*WHAT IS BEING ASKED*:
Output the entries word for word. Omit images.

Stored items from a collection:
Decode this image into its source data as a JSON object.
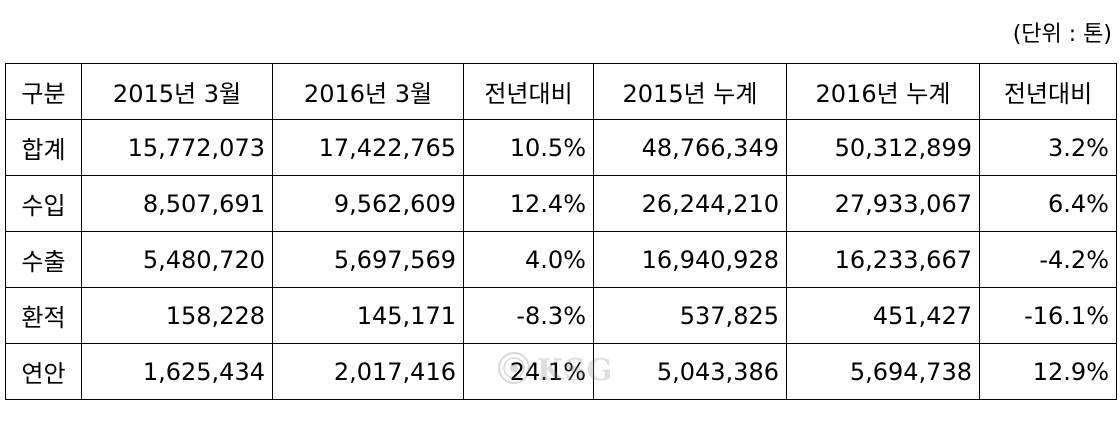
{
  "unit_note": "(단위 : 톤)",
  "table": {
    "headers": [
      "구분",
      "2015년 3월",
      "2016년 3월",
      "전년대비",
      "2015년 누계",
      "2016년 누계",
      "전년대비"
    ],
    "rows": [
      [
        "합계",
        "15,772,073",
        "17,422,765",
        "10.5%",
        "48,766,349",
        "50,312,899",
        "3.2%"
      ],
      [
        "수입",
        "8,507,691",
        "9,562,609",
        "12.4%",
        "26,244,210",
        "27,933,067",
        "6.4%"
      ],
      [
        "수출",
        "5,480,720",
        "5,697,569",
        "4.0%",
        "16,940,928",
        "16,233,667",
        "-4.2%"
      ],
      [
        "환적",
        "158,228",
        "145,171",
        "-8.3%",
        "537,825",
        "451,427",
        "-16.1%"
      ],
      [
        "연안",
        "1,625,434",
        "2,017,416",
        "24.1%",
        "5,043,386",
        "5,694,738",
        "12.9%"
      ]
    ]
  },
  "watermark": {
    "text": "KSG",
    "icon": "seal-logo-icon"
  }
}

*SOLUTION*:
Decode this image into its source data as a JSON object.
{
  "unit_note": "(단위 : 톤)",
  "table": {
    "headers": [
      "구분",
      "2015년 3월",
      "2016년 3월",
      "전년대비",
      "2015년 누계",
      "2016년 누계",
      "전년대비"
    ],
    "rows": [
      [
        "합계",
        "15,772,073",
        "17,422,765",
        "10.5%",
        "48,766,349",
        "50,312,899",
        "3.2%"
      ],
      [
        "수입",
        "8,507,691",
        "9,562,609",
        "12.4%",
        "26,244,210",
        "27,933,067",
        "6.4%"
      ],
      [
        "수출",
        "5,480,720",
        "5,697,569",
        "4.0%",
        "16,940,928",
        "16,233,667",
        "-4.2%"
      ],
      [
        "환적",
        "158,228",
        "145,171",
        "-8.3%",
        "537,825",
        "451,427",
        "-16.1%"
      ],
      [
        "연안",
        "1,625,434",
        "2,017,416",
        "24.1%",
        "5,043,386",
        "5,694,738",
        "12.9%"
      ]
    ]
  },
  "watermark": {
    "text": "KSG",
    "icon": "seal-logo-icon"
  }
}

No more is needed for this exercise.